# The problem
Decide whether each statement below agrees with the interview with physics teacher Ben Smith: 1. He has taught in the same room for his whole career. 2. He had the architects install fixed lab benches in his room. 3. He uses Twitter to find information. Answer yes or no for each, quoting the words from the interview that decide it.

# Text under study
Start of Block

What do you believe? Is Cramer right that “our children don’t know the difference between a flathead screwdriver and a Phillips” or do you align with Muren’s philosophies?

Ben Smith | Red Lion Area School District

Name: Ben Smith (@edtechben)
Organization: Red Lion Area School District
Current title: Physics Teacher / Consultant
Selected accolades: 2011 Making IT Happen recipient, ISTE PK-12 representative for the Board of Directors (2008-2012)

What is your key to personal growth as an educator?

What we want students to be able to do?  I figure out what I want from students first – this is both content plus those 21st century (or science) skills.  Then I work backwards.

I encourage teachers to use a less formal structure with students (Don’t Worry, Be Vague).  I think this loose structure allows and encourages students to be creative and gives teachers a chance to work more closely with their students.

What skill(s) do you feel are most important for today’s students to explore in academic settings (tech or non-tech related)?

I have four goals for my students.  I want them to be able to communicate, collaborate, be creative and solve problems.  I use physics as the vehicle but the emphasis is truly on the skills students need to be successful.  As a science teacher, this comes naturally to me as it is important to not only “know” science but also “do” science.

For a teacher looking to use technology to connect with students, enhance learning or embrace 21st century skills, where do you suggest one begin?

I would have to say the place to start is with ISTE (or one of the affiliates).  Get to a conference – it can change the course of your career.  The other place is to find an online community.  I use Twitter to find a lot of information and share thoughts.

What is the best part of your job?

The best part of my job occurs when the bell rings.  I really enjoy the interaction that occurs in the classroom.  Although there is not really a typical class, it often starts with announcements to students and then putting them to work.  I move throughout the room talking, encouraging and working with students wherever they are in the unit.  Students work on the activities that are best for the classroom.  Sometimes this involves homework problems, asking questions, working on labs, etc.  I always look forward to challenges.  Last school year I took over our TV Studio.  We broadcast a morning show ( but have transformed the studio into the communications center for the school.  We cover news, Tweet events and announcements, and work to shape the message about the great things going on in our school.

What was your path to your current position?

I have been teaching for 23 years in the same room in which I started.  This seems a bit unusual but the school has seen a lot of growth and several construction projects…but it all happens around me.  My room has been transformed – they knocked out the wall and replaced the furniture.  At the time, although it was a difficult task to convince the architects, I had them take everything out and put in tables and chairs.  The tables all move and we often rearrange them.  Students will put them together to work around, move them in the hall at times, and put them in a place to take advantage of what they are working on.

I also serve on the ISTE Board of Directors as a PK-12 representative. My involvement with ISTE began when I was named a Keystone teacher in Pennsylvania.  At the state level they held a summit which I attended as a participant before becoming an event instructor.  It really started me down the path of using Ed Tech (hopefully effectively).  I began working as an ISTE faculty member.  My travels as a consultant have taken me to Singapore, USVI and all over the US to work with teachers, schools, and corporations.  So while I have not left the room I started in, I have expanded my world-view and brought many ideas back into my own teaching practice.

End of Block

# Provided records

Start of Block

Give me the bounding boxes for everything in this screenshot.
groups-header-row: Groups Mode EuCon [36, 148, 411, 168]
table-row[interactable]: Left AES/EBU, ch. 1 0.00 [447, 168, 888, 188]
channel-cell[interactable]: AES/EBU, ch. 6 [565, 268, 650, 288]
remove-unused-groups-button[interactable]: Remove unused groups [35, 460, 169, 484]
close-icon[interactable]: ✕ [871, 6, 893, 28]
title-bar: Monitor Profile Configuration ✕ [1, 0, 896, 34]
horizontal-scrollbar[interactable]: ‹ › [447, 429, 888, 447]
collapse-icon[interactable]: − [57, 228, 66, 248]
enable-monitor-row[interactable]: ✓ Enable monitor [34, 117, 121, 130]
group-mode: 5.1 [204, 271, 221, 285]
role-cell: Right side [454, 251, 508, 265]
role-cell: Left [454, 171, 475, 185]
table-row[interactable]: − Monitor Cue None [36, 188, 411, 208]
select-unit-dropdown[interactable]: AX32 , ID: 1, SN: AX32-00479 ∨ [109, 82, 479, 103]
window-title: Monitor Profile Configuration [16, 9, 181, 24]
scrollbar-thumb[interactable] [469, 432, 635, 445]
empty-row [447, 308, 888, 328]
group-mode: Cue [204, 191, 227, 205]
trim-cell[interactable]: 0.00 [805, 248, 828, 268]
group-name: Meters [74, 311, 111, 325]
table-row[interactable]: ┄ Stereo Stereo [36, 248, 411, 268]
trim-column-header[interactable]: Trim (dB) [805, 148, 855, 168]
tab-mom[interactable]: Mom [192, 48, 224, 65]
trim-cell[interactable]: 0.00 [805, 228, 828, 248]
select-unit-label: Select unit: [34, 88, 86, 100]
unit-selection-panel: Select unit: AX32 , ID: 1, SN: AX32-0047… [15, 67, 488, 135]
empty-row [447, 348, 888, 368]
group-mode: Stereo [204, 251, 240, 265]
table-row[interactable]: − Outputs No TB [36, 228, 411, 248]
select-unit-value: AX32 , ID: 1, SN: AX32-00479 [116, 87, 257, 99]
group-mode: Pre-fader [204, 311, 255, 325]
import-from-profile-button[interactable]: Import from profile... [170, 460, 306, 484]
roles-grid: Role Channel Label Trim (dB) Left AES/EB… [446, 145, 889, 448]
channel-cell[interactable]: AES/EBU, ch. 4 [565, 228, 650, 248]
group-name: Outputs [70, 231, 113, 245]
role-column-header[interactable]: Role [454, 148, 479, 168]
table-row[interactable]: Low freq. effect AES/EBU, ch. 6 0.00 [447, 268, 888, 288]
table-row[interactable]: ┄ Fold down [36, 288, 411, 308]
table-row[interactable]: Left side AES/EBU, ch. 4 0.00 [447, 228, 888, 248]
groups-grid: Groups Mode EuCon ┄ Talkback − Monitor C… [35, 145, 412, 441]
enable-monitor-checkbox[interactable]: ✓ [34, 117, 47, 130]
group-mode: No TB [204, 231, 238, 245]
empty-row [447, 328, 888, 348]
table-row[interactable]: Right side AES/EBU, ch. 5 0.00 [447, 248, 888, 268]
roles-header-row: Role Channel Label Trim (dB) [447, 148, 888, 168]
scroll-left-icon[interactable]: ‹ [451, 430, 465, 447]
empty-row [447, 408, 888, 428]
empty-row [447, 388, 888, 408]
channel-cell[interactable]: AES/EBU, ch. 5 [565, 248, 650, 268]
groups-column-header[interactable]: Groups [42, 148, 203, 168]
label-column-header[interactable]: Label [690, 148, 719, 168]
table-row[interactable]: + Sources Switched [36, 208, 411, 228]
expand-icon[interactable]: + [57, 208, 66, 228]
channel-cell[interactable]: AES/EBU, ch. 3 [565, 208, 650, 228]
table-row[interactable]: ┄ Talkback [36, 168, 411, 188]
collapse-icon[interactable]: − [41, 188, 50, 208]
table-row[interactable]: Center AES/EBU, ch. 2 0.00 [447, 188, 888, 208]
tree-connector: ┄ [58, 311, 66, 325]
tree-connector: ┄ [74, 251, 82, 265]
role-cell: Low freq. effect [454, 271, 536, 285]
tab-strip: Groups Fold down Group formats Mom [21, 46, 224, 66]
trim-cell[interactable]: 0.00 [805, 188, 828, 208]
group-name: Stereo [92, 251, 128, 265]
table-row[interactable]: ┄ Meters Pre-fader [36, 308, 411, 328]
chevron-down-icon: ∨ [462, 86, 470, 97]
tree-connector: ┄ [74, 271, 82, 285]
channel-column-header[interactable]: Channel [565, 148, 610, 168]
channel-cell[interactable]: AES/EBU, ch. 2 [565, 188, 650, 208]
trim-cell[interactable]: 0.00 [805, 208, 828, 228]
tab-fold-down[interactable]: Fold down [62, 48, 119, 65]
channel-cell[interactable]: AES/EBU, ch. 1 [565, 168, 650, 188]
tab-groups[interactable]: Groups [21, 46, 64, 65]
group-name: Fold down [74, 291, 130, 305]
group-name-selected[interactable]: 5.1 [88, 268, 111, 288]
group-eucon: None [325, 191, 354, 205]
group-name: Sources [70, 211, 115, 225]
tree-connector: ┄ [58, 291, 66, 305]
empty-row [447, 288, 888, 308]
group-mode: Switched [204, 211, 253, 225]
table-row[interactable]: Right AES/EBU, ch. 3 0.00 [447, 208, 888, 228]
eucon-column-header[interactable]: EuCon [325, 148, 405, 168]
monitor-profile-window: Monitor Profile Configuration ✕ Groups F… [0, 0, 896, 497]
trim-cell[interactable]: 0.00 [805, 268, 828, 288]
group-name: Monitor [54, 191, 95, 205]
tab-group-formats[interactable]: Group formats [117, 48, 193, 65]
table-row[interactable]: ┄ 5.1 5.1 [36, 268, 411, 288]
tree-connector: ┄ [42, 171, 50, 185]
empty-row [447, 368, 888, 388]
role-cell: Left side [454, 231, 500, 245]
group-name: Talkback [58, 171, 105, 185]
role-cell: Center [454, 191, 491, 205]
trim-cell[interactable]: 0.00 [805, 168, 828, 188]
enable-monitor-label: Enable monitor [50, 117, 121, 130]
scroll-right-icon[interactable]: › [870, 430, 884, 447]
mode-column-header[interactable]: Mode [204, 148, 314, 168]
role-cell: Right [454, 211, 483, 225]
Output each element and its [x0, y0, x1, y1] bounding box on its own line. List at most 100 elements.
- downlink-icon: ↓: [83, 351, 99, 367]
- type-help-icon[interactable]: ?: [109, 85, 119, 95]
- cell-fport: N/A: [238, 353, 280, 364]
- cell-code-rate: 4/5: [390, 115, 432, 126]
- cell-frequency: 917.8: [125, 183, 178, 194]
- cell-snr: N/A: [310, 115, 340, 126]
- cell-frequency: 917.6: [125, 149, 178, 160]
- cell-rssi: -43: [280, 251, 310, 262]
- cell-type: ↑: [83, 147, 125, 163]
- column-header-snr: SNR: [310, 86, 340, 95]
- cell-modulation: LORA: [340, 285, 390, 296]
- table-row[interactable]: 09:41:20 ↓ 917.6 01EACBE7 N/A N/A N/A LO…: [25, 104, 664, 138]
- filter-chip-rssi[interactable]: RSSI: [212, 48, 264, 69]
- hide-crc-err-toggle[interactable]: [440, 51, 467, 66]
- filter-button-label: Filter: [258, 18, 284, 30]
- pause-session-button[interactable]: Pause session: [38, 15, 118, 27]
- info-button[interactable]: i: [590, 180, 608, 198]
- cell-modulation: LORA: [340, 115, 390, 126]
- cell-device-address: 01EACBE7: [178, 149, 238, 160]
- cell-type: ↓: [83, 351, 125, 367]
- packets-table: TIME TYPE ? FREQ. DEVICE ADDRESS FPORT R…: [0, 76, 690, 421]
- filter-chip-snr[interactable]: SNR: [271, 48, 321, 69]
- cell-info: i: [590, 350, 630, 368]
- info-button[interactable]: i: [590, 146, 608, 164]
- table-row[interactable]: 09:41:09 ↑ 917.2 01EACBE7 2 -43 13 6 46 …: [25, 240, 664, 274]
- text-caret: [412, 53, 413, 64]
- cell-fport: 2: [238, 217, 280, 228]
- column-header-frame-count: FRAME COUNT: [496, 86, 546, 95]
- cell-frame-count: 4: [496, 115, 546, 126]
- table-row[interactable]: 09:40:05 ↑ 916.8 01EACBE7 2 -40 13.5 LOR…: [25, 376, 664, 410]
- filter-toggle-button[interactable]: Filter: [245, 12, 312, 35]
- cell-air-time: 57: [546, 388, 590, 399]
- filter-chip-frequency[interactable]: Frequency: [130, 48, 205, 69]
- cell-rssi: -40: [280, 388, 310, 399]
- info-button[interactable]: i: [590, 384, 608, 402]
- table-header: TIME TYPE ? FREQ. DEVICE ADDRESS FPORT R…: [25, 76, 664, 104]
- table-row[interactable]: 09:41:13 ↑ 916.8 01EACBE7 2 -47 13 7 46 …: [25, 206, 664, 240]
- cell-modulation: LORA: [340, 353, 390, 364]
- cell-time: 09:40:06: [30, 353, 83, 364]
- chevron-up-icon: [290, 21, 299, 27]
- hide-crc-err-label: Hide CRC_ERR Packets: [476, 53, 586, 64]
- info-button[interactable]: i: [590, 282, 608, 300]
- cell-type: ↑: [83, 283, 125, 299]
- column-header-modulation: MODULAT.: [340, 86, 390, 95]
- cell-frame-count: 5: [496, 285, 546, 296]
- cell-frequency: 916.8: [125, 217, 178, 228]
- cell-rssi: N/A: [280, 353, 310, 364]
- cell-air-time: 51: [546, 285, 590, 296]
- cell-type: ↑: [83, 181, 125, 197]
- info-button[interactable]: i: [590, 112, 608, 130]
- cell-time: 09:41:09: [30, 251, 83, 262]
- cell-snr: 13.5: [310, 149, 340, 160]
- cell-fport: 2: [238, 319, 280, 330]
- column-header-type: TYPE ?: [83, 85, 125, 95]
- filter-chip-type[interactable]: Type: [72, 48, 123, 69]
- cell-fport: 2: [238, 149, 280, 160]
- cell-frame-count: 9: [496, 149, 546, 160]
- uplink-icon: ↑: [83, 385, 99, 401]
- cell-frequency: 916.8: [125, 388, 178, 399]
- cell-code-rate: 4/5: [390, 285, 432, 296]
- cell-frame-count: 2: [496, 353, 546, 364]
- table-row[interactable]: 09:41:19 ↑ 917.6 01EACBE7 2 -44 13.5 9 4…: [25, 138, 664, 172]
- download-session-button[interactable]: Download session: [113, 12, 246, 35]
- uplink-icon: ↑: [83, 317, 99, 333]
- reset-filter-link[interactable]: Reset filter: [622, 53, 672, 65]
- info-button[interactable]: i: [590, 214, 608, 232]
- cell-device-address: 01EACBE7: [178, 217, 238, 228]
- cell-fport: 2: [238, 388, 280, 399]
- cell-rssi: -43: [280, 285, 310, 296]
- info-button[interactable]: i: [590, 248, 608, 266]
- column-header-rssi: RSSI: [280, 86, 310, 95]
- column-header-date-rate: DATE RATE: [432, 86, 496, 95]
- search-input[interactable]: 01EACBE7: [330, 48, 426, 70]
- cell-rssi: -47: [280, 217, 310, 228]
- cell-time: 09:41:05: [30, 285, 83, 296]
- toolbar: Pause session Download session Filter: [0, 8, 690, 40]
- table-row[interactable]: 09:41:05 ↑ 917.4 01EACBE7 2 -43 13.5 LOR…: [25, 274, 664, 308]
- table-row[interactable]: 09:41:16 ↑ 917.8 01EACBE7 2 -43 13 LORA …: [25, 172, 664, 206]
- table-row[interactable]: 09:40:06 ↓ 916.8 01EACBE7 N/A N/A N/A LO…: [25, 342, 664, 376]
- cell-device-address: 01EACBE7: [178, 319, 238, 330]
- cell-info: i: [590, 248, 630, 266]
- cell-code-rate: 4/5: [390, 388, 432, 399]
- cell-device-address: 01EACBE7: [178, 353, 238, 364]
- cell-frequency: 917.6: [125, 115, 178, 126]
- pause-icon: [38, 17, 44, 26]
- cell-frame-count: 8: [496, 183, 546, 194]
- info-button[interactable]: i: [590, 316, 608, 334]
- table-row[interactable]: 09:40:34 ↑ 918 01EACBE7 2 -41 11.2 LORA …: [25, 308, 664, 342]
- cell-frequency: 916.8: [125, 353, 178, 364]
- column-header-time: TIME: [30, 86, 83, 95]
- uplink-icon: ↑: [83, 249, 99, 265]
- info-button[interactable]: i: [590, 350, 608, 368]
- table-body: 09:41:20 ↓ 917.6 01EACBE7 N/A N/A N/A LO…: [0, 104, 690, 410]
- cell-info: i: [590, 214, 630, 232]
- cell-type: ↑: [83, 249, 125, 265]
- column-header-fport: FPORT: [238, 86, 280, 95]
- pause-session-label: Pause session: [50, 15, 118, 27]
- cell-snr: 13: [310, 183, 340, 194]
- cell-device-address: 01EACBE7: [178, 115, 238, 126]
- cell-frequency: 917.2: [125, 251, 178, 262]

End of Block

# Answer space
1. Yes: "I have been teaching for 23 years in the same room in which I started."
2. No: "I had them take everything out and put in tables and chairs. The tables all move and we often rearrange them."
3. Yes: "I use Twitter to find a lot of information and share thoughts."